* DO THIS *
Extract all of the data and reproduce it precisely.

* DATA ROWS *
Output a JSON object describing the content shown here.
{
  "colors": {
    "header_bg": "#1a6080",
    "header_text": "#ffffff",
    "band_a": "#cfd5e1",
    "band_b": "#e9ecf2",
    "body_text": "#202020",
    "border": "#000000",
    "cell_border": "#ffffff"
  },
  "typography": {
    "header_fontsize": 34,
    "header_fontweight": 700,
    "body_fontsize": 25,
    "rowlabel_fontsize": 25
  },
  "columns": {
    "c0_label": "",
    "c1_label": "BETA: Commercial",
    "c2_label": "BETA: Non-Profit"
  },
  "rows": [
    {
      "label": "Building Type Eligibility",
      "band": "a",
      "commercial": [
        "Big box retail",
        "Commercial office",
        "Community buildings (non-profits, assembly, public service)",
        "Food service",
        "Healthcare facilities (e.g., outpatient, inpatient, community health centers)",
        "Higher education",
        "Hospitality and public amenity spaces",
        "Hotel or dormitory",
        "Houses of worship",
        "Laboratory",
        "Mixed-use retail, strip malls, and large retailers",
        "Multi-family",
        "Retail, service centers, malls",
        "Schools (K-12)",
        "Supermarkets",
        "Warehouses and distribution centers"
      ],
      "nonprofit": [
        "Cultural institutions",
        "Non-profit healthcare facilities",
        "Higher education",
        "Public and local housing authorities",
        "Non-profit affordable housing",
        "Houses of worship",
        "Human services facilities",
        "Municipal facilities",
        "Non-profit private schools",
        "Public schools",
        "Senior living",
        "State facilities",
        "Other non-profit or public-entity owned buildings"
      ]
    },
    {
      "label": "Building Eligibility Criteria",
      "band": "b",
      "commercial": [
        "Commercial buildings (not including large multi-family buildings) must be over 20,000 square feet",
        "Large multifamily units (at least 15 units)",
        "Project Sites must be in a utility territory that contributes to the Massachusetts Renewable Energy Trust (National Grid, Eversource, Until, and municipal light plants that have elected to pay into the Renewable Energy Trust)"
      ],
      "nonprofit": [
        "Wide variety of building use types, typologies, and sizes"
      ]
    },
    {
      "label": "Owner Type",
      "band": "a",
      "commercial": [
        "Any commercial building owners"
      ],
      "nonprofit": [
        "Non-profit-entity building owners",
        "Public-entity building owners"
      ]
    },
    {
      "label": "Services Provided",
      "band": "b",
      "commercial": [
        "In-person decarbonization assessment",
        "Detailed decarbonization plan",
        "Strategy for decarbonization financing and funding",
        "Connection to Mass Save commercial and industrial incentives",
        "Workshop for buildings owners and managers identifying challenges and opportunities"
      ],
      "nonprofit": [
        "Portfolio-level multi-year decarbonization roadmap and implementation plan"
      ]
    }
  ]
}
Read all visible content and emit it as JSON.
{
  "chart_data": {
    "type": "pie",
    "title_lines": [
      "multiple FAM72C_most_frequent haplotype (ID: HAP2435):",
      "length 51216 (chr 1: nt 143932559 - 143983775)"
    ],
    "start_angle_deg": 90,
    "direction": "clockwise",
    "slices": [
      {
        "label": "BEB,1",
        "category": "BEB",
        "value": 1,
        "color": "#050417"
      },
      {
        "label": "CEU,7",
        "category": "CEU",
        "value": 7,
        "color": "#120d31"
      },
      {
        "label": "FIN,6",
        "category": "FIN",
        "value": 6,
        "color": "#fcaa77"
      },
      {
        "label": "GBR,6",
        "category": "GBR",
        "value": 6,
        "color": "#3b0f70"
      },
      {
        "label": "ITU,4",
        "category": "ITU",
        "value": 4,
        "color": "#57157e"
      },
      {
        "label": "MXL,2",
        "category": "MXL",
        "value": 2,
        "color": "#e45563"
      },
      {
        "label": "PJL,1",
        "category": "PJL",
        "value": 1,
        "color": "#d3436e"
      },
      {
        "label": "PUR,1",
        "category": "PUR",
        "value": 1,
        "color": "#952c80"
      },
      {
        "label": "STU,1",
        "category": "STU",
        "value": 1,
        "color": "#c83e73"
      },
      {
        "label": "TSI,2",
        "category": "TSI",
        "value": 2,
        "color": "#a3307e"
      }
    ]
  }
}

* SOLUTION TO THIS PROBLEM *
Output a JSON object describing the content shown here.
{
  "colors": {
    "header_bg": "#1a6080",
    "header_text": "#ffffff",
    "band_a": "#cfd5e1",
    "band_b": "#e9ecf2",
    "body_text": "#202020",
    "border": "#000000",
    "cell_border": "#ffffff"
  },
  "typography": {
    "header_fontsize": 34,
    "header_fontweight": 700,
    "body_fontsize": 25,
    "rowlabel_fontsize": 25
  },
  "columns": {
    "c0_label": "",
    "c1_label": "BETA: Commercial",
    "c2_label": "BETA: Non-Profit"
  },
  "rows": [
    {
      "label": "Building Type Eligibility",
      "band": "a",
      "commercial": [
        "Big box retail",
        "Commercial office",
        "Community buildings (non-profits, assembly, public service)",
        "Food service",
        "Healthcare facilities (e.g., outpatient, inpatient, community health centers)",
        "Higher education",
        "Hospitality and public amenity spaces",
        "Hotel or dormitory",
        "Houses of worship",
        "Laboratory",
        "Mixed-use retail, strip malls, and large retailers",
        "Multi-family",
        "Retail, service centers, malls",
        "Schools (K-12)",
        "Supermarkets",
        "Warehouses and distribution centers"
      ],
      "nonprofit": [
        "Cultural institutions",
        "Non-profit healthcare facilities",
        "Higher education",
        "Public and local housing authorities",
        "Non-profit affordable housing",
        "Houses of worship",
        "Human services facilities",
        "Municipal facilities",
        "Non-profit private schools",
        "Public schools",
        "Senior living",
        "State facilities",
        "Other non-profit or public-entity owned buildings"
      ]
    },
    {
      "label": "Building Eligibility Criteria",
      "band": "b",
      "commercial": [
        "Commercial buildings (not including large multi-family buildings) must be over 20,000 square feet",
        "Large multifamily units (at least 15 units)",
        "Project Sites must be in a utility territory that contributes to the Massachusetts Renewable Energy Trust (National Grid, Eversource, Until, and municipal light plants that have elected to pay into the Renewable Energy Trust)"
      ],
      "nonprofit": [
        "Wide variety of building use types, typologies, and sizes"
      ]
    },
    {
      "label": "Owner Type",
      "band": "a",
      "commercial": [
        "Any commercial building owners"
      ],
      "nonprofit": [
        "Non-profit-entity building owners",
        "Public-entity building owners"
      ]
    },
    {
      "label": "Services Provided",
      "band": "b",
      "commercial": [
        "In-person decarbonization assessment",
        "Detailed decarbonization plan",
        "Strategy for decarbonization financing and funding",
        "Connection to Mass Save commercial and industrial incentives",
        "Workshop for buildings owners and managers identifying challenges and opportunities"
      ],
      "nonprofit": [
        "Portfolio-level multi-year decarbonization roadmap and implementation plan"
      ]
    }
  ]
}
Read all visible content and emit it as JSON.
{
  "chart_data": {
    "type": "pie",
    "title_lines": [
      "multiple FAM72C_most_frequent haplotype (ID: HAP2435):",
      "length 51216 (chr 1: nt 143932559 - 143983775)"
    ],
    "start_angle_deg": 90,
    "direction": "clockwise",
    "slices": [
      {
        "label": "BEB,1",
        "category": "BEB",
        "value": 1,
        "color": "#050417"
      },
      {
        "label": "CEU,7",
        "category": "CEU",
        "value": 7,
        "color": "#120d31"
      },
      {
        "label": "FIN,6",
        "category": "FIN",
        "value": 6,
        "color": "#fcaa77"
      },
      {
        "label": "GBR,6",
        "category": "GBR",
        "value": 6,
        "color": "#3b0f70"
      },
      {
        "label": "ITU,4",
        "category": "ITU",
        "value": 4,
        "color": "#57157e"
      },
      {
        "label": "MXL,2",
        "category": "MXL",
        "value": 2,
        "color": "#e45563"
      },
      {
        "label": "PJL,1",
        "category": "PJL",
        "value": 1,
        "color": "#d3436e"
      },
      {
        "label": "PUR,1",
        "category": "PUR",
        "value": 1,
        "color": "#952c80"
      },
      {
        "label": "STU,1",
        "category": "STU",
        "value": 1,
        "color": "#c83e73"
      },
      {
        "label": "TSI,2",
        "category": "TSI",
        "value": 2,
        "color": "#a3307e"
      }
    ]
  }
}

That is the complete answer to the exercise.